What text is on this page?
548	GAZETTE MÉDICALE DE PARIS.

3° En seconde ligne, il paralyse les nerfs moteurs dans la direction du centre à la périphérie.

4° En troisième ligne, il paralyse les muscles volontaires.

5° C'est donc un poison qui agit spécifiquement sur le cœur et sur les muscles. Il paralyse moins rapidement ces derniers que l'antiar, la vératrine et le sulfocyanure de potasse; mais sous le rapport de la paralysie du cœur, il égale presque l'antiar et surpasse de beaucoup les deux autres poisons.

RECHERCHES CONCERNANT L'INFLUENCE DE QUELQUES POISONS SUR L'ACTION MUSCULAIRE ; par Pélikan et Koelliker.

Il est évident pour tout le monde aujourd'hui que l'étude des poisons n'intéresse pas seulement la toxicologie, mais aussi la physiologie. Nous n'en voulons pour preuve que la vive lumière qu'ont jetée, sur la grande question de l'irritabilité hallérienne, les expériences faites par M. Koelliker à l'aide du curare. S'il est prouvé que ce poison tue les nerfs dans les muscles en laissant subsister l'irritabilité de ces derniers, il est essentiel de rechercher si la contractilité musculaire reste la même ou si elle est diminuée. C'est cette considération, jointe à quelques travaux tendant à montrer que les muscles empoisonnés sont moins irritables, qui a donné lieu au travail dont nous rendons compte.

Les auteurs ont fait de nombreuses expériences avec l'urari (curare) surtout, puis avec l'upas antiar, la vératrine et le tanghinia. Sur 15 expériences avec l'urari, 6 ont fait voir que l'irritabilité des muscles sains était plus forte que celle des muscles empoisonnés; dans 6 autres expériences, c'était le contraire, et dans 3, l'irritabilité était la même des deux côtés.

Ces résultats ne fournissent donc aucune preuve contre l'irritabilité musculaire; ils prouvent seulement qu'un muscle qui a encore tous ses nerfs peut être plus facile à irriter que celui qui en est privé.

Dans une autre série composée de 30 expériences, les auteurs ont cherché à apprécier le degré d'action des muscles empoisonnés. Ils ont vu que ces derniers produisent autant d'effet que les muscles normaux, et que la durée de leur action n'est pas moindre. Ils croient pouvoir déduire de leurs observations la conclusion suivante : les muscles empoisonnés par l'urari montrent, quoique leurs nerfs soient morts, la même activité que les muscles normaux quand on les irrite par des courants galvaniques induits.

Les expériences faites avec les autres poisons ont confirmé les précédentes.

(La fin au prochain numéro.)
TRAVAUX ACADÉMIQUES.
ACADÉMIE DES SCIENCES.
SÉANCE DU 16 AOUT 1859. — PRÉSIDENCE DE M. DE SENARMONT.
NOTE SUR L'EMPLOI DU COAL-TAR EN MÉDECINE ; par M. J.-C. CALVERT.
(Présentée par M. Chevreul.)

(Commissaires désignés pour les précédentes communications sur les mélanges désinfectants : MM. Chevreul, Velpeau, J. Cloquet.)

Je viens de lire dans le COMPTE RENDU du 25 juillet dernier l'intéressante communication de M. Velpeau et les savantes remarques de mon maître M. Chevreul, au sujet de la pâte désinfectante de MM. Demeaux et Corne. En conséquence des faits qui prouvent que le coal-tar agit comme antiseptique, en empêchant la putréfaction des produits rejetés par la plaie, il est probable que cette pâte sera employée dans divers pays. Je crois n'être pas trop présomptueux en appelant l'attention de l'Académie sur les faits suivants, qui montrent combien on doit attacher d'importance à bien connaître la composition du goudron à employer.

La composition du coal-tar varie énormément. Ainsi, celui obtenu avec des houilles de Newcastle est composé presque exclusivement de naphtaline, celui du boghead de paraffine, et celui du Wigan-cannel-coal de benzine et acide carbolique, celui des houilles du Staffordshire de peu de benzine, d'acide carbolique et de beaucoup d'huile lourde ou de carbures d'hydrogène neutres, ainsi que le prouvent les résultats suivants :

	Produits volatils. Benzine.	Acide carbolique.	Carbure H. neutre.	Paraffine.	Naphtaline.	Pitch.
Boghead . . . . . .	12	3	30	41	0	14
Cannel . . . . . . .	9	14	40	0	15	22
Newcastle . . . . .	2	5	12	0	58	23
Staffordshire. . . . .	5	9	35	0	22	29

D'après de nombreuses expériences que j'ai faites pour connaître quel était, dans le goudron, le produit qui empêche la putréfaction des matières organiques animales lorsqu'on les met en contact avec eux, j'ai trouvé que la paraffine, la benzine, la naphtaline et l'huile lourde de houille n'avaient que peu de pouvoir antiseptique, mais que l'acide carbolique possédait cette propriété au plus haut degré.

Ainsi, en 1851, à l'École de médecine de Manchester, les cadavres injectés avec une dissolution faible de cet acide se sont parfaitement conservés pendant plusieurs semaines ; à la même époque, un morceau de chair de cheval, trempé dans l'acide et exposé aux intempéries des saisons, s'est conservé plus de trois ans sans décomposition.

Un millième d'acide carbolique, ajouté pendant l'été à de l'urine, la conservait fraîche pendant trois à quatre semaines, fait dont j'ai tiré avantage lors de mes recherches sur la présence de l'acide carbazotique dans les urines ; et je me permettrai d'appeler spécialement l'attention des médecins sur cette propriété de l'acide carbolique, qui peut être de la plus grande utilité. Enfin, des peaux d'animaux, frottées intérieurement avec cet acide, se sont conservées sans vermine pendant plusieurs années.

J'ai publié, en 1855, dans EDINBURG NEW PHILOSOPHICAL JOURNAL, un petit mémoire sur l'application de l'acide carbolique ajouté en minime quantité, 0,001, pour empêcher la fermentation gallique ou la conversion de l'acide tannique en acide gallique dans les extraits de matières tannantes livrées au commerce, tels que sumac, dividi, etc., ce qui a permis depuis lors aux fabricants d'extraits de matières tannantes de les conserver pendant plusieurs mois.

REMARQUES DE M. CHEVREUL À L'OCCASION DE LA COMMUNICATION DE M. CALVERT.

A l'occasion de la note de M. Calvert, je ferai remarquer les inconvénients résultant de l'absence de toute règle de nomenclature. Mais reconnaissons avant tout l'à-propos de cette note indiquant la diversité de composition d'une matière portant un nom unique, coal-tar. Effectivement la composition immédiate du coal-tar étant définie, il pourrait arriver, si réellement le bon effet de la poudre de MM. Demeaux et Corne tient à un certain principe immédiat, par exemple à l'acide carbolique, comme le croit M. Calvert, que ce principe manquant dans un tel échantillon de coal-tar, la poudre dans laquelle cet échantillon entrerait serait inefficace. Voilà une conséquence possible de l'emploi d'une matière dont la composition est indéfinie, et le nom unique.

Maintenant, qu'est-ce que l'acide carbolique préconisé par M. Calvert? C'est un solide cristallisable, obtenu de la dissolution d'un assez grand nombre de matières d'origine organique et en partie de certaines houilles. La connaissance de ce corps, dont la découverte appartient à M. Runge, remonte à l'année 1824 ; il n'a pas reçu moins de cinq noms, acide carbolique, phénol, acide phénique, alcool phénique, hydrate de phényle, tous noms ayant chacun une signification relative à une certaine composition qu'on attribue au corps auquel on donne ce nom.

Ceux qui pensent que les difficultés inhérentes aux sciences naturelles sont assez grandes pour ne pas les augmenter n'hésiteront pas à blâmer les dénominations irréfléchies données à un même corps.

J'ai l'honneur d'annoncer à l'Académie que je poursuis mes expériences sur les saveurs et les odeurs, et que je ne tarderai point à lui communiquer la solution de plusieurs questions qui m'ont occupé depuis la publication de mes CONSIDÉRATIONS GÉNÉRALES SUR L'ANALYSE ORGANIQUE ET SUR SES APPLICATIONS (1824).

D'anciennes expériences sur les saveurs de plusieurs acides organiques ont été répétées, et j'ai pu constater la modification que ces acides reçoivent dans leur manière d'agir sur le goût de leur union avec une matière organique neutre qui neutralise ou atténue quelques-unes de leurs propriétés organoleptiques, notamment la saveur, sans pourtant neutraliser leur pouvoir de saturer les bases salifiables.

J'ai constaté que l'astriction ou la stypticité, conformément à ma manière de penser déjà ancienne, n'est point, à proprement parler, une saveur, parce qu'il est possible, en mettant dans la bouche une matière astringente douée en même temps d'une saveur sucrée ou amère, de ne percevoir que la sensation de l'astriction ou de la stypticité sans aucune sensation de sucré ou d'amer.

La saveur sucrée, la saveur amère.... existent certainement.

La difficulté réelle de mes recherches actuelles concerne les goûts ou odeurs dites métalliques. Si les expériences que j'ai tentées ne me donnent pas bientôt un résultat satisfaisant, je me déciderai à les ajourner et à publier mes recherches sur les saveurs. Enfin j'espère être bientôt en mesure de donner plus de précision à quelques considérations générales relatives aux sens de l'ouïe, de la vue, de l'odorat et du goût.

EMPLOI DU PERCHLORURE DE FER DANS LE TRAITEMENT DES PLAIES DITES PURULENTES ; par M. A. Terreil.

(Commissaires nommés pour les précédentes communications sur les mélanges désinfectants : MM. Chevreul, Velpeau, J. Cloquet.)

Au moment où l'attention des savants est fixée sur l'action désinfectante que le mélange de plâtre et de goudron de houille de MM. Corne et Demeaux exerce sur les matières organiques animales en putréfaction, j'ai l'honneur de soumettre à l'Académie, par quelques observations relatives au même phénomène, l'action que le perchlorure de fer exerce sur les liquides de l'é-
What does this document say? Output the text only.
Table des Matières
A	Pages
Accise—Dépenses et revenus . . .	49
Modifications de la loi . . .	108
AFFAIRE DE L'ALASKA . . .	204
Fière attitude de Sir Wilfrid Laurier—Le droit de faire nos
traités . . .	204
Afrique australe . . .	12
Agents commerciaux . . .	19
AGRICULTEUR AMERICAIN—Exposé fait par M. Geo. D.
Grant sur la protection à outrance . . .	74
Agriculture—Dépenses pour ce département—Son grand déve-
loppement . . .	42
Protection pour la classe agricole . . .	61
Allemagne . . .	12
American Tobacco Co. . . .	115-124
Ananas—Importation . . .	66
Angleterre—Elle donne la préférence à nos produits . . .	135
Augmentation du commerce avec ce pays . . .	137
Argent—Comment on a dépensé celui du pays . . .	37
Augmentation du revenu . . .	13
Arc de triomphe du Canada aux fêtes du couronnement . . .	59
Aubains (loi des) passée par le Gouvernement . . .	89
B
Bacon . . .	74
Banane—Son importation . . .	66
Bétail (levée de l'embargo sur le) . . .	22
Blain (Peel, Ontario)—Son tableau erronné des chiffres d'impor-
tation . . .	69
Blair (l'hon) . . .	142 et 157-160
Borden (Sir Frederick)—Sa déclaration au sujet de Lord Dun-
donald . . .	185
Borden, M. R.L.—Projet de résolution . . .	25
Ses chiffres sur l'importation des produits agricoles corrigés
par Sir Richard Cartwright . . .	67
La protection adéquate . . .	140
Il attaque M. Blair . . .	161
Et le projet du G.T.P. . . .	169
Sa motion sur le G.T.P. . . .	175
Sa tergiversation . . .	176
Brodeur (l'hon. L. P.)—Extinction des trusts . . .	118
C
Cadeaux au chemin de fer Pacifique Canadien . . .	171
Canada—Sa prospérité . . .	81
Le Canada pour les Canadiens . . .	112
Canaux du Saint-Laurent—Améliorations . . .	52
━━━━━━━━━━
_Work to be completed_: Show each line of the data that contains the string "Cloquet".

_Answer_:
(Commissaires désignés pour les précédentes communications sur les mélanges désinfectants : MM. Chevreul, Velpeau, J. Cloquet.)
(Commissaires nommés pour les précédentes communications sur les mélanges désinfectants : MM. Chevreul, Velpeau, J. Cloquet.)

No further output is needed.